GÖKTÜRK YENER-Burada bölge ekonomisinin gelişmesi için turizme biraz daha ağırlık vermeliyiz. İmalat sektörüne ağırlık vermemiz lazım. İhtiyaçlarımızı kendi bölgemizde imal edilen ürünlerden almalıyız. Sanayi konusunda Ordu Türkiye’nin en eksik kalan illerinden birisi. Gerçek yatırımcılar var, yer bulamıyorlar. Muhakkak yeni OSB’nin açılması, mevcutların genişletilmesi gerekiyor. Faaliyetimiz sadece alım-satım değil. Biz üreteceğiz ve dışarıya da satacağız.
-Her alanda üretmemiz gerekir diyorsunuz. Örneğin artık köyler boşaldı, fındık bahçeleri sahipsiz. Bu konuda ne diyorsunuz?

■ **Kayıtlı veriler**:

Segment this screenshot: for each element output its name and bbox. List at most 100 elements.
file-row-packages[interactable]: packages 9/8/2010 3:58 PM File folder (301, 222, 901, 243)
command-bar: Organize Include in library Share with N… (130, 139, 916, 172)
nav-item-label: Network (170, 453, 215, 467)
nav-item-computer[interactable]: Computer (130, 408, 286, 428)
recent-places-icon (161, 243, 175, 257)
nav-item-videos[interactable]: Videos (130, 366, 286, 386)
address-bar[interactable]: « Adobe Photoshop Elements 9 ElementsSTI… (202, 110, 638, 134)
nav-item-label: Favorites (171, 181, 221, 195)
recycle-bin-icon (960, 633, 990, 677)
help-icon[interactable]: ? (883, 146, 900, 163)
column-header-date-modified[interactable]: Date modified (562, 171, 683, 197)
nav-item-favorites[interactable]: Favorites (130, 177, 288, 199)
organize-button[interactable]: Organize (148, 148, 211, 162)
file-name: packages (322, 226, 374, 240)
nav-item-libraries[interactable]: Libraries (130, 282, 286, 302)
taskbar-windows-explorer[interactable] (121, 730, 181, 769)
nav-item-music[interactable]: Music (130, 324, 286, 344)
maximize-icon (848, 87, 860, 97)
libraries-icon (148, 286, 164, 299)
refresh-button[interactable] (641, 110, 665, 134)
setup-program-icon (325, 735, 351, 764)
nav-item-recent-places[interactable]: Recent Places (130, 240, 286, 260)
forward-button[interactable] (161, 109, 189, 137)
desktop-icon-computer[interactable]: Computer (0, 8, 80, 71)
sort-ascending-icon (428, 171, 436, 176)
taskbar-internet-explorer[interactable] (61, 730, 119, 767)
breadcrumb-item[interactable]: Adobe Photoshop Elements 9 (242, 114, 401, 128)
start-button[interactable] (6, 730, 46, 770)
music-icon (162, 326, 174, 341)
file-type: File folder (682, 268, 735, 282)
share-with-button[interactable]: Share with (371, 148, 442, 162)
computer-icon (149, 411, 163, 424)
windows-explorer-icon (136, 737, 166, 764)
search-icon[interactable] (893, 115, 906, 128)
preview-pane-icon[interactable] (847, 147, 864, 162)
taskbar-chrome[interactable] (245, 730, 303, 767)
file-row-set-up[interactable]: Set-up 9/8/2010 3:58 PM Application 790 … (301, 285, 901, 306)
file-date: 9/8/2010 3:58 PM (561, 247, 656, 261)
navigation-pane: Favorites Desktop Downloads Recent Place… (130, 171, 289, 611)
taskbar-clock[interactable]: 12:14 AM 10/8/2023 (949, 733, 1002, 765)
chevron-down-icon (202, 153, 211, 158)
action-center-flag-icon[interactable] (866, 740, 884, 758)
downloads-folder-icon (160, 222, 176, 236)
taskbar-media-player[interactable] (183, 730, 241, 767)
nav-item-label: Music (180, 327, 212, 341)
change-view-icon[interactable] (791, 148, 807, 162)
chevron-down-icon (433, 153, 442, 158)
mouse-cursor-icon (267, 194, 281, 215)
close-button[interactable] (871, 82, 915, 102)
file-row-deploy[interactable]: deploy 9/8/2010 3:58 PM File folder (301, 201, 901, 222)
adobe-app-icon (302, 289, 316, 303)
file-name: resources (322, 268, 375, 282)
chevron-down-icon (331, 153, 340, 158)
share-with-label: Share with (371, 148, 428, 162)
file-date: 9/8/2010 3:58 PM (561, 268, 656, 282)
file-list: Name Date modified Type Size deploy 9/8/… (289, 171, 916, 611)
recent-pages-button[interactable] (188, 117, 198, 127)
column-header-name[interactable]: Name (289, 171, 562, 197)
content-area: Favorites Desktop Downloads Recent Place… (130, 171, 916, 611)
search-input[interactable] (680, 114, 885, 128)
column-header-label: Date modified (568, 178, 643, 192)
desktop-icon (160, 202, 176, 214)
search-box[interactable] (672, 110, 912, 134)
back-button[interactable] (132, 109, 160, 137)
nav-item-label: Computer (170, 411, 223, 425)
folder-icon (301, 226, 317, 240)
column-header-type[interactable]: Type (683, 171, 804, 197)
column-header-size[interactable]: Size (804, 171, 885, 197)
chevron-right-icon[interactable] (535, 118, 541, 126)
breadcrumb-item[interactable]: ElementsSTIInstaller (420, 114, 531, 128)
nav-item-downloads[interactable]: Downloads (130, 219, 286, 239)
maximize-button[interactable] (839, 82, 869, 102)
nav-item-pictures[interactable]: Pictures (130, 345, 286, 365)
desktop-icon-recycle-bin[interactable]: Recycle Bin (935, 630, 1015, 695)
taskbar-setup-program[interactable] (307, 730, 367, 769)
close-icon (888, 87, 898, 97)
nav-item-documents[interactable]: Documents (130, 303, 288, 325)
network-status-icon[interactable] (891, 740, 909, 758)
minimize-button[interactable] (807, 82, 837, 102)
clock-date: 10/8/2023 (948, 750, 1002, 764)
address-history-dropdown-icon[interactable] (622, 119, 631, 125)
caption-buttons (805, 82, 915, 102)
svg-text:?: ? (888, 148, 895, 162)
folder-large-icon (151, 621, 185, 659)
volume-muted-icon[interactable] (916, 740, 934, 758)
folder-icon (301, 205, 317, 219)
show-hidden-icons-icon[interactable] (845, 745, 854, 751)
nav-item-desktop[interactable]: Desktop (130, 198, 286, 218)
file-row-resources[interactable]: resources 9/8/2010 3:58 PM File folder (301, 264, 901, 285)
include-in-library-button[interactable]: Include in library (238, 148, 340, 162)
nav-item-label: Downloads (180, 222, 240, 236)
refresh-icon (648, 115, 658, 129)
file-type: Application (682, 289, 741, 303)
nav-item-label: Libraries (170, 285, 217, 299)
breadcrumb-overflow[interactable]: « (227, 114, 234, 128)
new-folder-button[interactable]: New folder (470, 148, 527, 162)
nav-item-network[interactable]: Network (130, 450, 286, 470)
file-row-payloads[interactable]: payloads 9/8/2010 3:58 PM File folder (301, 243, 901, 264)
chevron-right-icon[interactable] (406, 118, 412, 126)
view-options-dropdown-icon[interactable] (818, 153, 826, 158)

■ **Hedefler**:
A. Ordu ekonomisi yazısına göre Ordu, sanayi bakımından Türkiye'de nasıl bir yerde duruyor?
B. Ordu ekonomisi yazısında "GÖKTÜRK YENER-Burada bölge" sözlerini içeren yerle açılıp "konuda ne diyorsunuz?" ile kapanan bölümü olduğu gibi yeniden yazın.
C. Ordu ekonomisi yazısını son cümlesinden sonra sürdürün.

■ **Yanıtlar**:
A. Ordu, sanayi konusunda Türkiye'nin en eksik kalan illerinden biri.

B.
GÖKTÜRK YENER-Burada bölge ekonomisinin gelişmesi için turizme biraz daha ağırlık vermeliyiz. İmalat sektörüne ağırlık vermemiz lazım. İhtiyaçlarımızı kendi bölgemizde imal edilen ürünlerden almalıyız. Sanayi konusunda Ordu Türkiye’nin en eksik kalan illerinden birisi. Gerçek yatırımcılar var, yer bulamıyorlar. Muhakkak yeni OSB’nin açılması, mevcutların genişletilmesi gerekiyor. Faaliyetimiz sadece alım-satım değil. Biz üreteceğiz ve dışarıya da satacağız.
-Her alanda üretmemiz gerekir diyorsunuz. Örneğin artık köyler boşaldı, fındık bahçeleri sahipsiz. Bu konuda ne diyorsunuz?

C.
- Üretim deyince insanlar biri gelip çok büyük fabrikalar kuracak üretim yapacak, diye düşünüyor. Mikro üretimler de var, küçük ailelerimizin mesela yaylaya çık süt, yoğurt, yumurta organik hiçbir şey bulamıyorsun. İkincisi köyde hepimizin evinin önünde bahçe yapabileceği yer var. Hepsini kapattık. Hiç kimse ekip dikmiyor. İnsanlar marketlerden hazır tüketmenin peşinde.